Start
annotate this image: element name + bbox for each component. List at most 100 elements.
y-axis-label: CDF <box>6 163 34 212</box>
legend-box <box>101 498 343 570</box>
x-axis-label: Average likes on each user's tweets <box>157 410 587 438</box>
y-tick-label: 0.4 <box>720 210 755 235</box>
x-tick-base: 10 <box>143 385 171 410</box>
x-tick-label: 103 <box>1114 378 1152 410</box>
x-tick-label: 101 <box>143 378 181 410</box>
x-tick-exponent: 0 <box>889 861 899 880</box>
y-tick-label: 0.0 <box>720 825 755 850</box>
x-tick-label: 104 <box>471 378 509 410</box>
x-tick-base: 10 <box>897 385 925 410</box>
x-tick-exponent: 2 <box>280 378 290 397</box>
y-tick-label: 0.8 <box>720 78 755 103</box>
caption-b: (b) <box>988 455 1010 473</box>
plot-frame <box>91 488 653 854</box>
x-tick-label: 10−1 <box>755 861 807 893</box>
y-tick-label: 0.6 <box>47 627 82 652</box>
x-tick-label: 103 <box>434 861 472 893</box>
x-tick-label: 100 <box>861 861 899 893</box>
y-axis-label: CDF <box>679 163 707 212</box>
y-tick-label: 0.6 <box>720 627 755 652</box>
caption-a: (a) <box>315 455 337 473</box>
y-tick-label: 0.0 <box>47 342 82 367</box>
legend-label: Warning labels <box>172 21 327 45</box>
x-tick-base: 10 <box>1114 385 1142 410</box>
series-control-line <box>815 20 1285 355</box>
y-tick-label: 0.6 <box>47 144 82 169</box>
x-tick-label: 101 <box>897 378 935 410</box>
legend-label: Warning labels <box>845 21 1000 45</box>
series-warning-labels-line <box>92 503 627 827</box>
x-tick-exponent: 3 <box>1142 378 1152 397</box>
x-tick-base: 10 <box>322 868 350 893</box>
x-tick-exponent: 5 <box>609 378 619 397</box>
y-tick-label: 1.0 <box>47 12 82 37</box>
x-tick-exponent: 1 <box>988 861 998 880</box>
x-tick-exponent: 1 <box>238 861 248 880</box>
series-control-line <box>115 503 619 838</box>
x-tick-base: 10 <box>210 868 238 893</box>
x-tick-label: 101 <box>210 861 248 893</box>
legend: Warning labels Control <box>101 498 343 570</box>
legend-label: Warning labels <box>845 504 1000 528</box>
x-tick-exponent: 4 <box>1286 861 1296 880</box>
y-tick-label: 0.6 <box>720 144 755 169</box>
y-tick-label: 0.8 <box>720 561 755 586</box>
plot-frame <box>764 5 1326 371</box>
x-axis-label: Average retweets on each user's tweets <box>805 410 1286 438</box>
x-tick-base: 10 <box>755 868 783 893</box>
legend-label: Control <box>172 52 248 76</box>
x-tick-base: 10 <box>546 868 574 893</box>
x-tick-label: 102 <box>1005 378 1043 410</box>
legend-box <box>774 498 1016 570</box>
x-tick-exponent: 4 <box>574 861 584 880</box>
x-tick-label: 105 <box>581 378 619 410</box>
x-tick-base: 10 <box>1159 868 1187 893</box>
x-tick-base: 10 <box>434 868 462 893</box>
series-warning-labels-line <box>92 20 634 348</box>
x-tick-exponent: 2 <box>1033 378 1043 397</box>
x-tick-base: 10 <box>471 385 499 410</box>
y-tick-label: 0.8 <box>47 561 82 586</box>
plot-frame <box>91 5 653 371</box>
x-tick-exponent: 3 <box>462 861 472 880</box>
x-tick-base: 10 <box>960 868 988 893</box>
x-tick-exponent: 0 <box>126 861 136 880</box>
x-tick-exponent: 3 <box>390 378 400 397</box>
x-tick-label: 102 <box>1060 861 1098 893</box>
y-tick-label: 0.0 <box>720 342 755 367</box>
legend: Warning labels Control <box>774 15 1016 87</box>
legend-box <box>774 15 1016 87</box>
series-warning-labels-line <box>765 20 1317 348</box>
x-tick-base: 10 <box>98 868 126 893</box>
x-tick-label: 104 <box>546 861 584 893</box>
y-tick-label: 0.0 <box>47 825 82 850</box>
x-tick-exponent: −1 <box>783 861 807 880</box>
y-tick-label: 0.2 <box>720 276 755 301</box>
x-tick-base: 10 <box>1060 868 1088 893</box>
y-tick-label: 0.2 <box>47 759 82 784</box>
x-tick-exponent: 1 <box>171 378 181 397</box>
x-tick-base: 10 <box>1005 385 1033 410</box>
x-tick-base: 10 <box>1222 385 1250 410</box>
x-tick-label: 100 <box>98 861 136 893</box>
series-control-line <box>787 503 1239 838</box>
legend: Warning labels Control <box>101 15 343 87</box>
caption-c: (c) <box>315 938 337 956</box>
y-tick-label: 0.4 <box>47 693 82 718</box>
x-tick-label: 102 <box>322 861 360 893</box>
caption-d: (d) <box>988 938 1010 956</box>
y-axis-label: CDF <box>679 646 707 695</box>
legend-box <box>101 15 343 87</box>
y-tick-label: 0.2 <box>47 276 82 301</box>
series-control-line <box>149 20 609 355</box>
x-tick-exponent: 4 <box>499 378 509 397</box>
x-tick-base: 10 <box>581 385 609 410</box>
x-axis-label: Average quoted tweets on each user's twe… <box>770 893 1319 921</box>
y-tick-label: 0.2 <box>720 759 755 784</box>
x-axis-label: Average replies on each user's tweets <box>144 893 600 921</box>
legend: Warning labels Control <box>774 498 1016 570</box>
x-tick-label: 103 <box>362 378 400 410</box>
End
Task to complete ▸ Please turn the data, from its first line up to and including the line with "y-tick-label: 0.4 <box>720 210 755 235</box>", into a Markdown table with the columns Index and Content, numbering each line and leaving out blank lines.

Complete output ▸
| Index | Content |
|---|---|
| 1 | annotate this image: element name + bbox for each component. List at most 100 elements. |
| 2 | y-axis-label: CDF <box>6 163 34 212</box> |
| 3 | legend-box <box>101 498 343 570</box> |
| 4 | x-axis-label: Average likes on each user's tweets <box>157 410 587 438</box> |
| 5 | y-tick-label: 0.4 <box>720 210 755 235</box> |